+++ Task material
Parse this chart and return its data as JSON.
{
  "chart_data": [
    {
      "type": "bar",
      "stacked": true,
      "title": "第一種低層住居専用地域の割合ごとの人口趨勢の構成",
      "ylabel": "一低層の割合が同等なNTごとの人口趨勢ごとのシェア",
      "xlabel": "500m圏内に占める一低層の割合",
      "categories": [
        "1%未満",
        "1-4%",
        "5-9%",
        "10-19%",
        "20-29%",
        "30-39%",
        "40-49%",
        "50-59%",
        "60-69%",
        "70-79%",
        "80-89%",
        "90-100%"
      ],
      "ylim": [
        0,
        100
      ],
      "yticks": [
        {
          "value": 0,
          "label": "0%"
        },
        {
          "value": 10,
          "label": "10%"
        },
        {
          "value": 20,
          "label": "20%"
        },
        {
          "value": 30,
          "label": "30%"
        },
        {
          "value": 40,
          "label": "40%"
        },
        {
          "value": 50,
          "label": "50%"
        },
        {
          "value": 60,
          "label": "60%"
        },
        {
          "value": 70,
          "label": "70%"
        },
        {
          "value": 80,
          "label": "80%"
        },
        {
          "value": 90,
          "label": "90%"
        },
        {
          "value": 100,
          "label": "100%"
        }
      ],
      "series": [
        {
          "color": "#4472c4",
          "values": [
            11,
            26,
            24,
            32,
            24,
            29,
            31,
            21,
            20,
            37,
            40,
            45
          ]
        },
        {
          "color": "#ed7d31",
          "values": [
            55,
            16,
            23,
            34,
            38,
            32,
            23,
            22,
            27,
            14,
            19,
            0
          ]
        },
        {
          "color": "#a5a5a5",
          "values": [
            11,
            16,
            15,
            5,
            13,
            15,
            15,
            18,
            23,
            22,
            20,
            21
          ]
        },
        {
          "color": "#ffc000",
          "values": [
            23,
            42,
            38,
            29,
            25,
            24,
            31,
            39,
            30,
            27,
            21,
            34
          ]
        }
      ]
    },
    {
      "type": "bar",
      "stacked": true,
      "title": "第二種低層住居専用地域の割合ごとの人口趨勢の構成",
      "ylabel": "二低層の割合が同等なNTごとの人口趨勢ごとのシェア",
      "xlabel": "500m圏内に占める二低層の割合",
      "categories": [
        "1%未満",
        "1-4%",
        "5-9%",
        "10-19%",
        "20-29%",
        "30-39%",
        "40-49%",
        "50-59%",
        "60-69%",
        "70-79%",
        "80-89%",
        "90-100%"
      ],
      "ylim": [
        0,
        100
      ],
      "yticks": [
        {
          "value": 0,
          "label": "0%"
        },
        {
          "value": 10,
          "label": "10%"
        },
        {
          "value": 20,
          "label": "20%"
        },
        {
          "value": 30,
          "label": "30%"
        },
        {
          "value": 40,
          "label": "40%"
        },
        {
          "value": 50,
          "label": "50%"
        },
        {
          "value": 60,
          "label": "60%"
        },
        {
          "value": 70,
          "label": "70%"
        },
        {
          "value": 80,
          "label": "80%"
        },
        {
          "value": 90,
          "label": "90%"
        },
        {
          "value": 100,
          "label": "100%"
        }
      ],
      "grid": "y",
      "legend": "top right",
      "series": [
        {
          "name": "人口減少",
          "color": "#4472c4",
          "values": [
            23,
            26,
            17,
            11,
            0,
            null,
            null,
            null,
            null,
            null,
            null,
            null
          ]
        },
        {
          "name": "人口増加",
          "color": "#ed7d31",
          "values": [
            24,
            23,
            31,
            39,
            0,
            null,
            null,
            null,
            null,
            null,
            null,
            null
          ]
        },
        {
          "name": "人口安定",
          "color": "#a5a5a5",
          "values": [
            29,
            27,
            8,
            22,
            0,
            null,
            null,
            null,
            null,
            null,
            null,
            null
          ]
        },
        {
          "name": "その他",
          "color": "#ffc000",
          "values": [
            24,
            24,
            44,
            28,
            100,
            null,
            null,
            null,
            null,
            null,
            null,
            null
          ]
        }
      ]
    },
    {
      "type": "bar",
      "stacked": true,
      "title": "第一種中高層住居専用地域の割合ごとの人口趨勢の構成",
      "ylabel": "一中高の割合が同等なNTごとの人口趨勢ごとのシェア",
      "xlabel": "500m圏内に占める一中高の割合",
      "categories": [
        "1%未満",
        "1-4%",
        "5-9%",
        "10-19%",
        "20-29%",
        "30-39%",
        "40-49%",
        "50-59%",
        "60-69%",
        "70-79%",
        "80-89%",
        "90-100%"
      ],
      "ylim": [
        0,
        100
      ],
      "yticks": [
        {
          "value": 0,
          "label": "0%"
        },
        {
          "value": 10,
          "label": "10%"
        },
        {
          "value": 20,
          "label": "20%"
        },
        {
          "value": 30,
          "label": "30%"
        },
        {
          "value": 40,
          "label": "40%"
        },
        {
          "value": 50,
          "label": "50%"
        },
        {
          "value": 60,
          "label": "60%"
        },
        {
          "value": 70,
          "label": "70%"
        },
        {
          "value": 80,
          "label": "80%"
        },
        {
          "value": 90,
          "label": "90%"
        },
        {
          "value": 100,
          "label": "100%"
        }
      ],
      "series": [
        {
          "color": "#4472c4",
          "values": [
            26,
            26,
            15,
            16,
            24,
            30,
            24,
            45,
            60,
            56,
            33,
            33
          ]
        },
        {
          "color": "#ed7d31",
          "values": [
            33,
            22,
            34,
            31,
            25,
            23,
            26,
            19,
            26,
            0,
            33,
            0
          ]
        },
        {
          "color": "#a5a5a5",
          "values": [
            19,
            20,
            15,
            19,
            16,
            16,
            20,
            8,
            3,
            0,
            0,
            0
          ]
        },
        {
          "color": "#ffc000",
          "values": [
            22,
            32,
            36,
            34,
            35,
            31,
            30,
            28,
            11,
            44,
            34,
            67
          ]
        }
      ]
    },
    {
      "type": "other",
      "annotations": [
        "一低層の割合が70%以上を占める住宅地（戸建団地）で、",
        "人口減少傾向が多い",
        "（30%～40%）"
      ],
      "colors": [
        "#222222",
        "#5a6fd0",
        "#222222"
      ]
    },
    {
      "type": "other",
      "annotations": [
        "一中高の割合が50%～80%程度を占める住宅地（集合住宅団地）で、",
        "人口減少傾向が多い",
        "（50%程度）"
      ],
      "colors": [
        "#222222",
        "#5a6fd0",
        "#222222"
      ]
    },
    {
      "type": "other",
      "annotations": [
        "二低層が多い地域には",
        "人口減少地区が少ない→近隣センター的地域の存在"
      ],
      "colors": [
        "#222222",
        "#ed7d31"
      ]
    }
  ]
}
++++++
Exercise aim: How many lines of the data contain the word "xlabel"? Answer with the number alone.

Solution to this task: 3